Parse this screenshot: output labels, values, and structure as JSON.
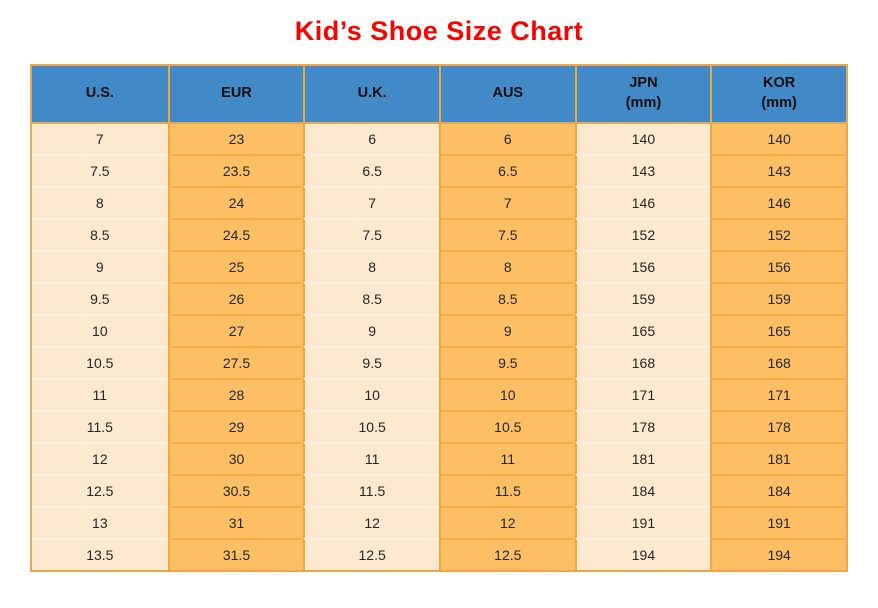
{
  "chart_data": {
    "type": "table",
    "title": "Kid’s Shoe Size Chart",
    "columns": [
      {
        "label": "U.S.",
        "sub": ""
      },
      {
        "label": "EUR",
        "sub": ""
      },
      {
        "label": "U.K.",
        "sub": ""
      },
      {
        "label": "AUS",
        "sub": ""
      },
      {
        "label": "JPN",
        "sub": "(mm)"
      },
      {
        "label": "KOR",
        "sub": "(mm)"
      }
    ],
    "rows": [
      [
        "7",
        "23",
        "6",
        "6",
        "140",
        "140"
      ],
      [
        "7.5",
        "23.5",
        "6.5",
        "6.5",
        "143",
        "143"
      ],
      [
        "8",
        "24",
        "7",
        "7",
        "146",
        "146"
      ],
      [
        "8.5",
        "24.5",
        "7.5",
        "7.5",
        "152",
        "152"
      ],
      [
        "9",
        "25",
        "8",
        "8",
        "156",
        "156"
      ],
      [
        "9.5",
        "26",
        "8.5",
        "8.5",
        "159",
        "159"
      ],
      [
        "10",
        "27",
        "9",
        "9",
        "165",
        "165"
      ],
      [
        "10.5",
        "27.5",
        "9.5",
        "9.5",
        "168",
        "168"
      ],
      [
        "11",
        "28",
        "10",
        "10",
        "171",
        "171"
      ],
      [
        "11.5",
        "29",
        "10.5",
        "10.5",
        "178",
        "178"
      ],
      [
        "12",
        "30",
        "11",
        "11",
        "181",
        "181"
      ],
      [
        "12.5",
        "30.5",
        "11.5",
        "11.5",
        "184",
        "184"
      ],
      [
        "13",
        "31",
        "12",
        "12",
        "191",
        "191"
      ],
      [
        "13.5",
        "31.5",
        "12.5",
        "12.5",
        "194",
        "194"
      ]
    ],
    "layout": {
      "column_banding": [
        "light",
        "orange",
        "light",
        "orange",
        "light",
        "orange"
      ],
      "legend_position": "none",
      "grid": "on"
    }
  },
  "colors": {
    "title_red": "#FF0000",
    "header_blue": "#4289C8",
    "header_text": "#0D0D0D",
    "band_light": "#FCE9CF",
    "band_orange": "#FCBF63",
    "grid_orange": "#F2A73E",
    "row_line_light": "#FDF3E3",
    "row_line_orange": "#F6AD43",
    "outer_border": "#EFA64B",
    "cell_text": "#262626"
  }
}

───

▸ **GOAL**: Copy every entry exactly as written. Pictures are excluded.

▸ **RESULT**:
Parse this screenshot: output labels, values, and structure as JSON.
{
  "chart_data": {
    "type": "table",
    "title": "Kid’s Shoe Size Chart",
    "columns": [
      {
        "label": "U.S.",
        "sub": ""
      },
      {
        "label": "EUR",
        "sub": ""
      },
      {
        "label": "U.K.",
        "sub": ""
      },
      {
        "label": "AUS",
        "sub": ""
      },
      {
        "label": "JPN",
        "sub": "(mm)"
      },
      {
        "label": "KOR",
        "sub": "(mm)"
      }
    ],
    "rows": [
      [
        "7",
        "23",
        "6",
        "6",
        "140",
        "140"
      ],
      [
        "7.5",
        "23.5",
        "6.5",
        "6.5",
        "143",
        "143"
      ],
      [
        "8",
        "24",
        "7",
        "7",
        "146",
        "146"
      ],
      [
        "8.5",
        "24.5",
        "7.5",
        "7.5",
        "152",
        "152"
      ],
      [
        "9",
        "25",
        "8",
        "8",
        "156",
        "156"
      ],
      [
        "9.5",
        "26",
        "8.5",
        "8.5",
        "159",
        "159"
      ],
      [
        "10",
        "27",
        "9",
        "9",
        "165",
        "165"
      ],
      [
        "10.5",
        "27.5",
        "9.5",
        "9.5",
        "168",
        "168"
      ],
      [
        "11",
        "28",
        "10",
        "10",
        "171",
        "171"
      ],
      [
        "11.5",
        "29",
        "10.5",
        "10.5",
        "178",
        "178"
      ],
      [
        "12",
        "30",
        "11",
        "11",
        "181",
        "181"
      ],
      [
        "12.5",
        "30.5",
        "11.5",
        "11.5",
        "184",
        "184"
      ],
      [
        "13",
        "31",
        "12",
        "12",
        "191",
        "191"
      ],
      [
        "13.5",
        "31.5",
        "12.5",
        "12.5",
        "194",
        "194"
      ]
    ],
    "layout": {
      "column_banding": [
        "light",
        "orange",
        "light",
        "orange",
        "light",
        "orange"
      ],
      "legend_position": "none",
      "grid": "on"
    }
  },
  "colors": {
    "title_red": "#FF0000",
    "header_blue": "#4289C8",
    "header_text": "#0D0D0D",
    "band_light": "#FCE9CF",
    "band_orange": "#FCBF63",
    "grid_orange": "#F2A73E",
    "row_line_light": "#FDF3E3",
    "row_line_orange": "#F6AD43",
    "outer_border": "#EFA64B",
    "cell_text": "#262626"
  }
}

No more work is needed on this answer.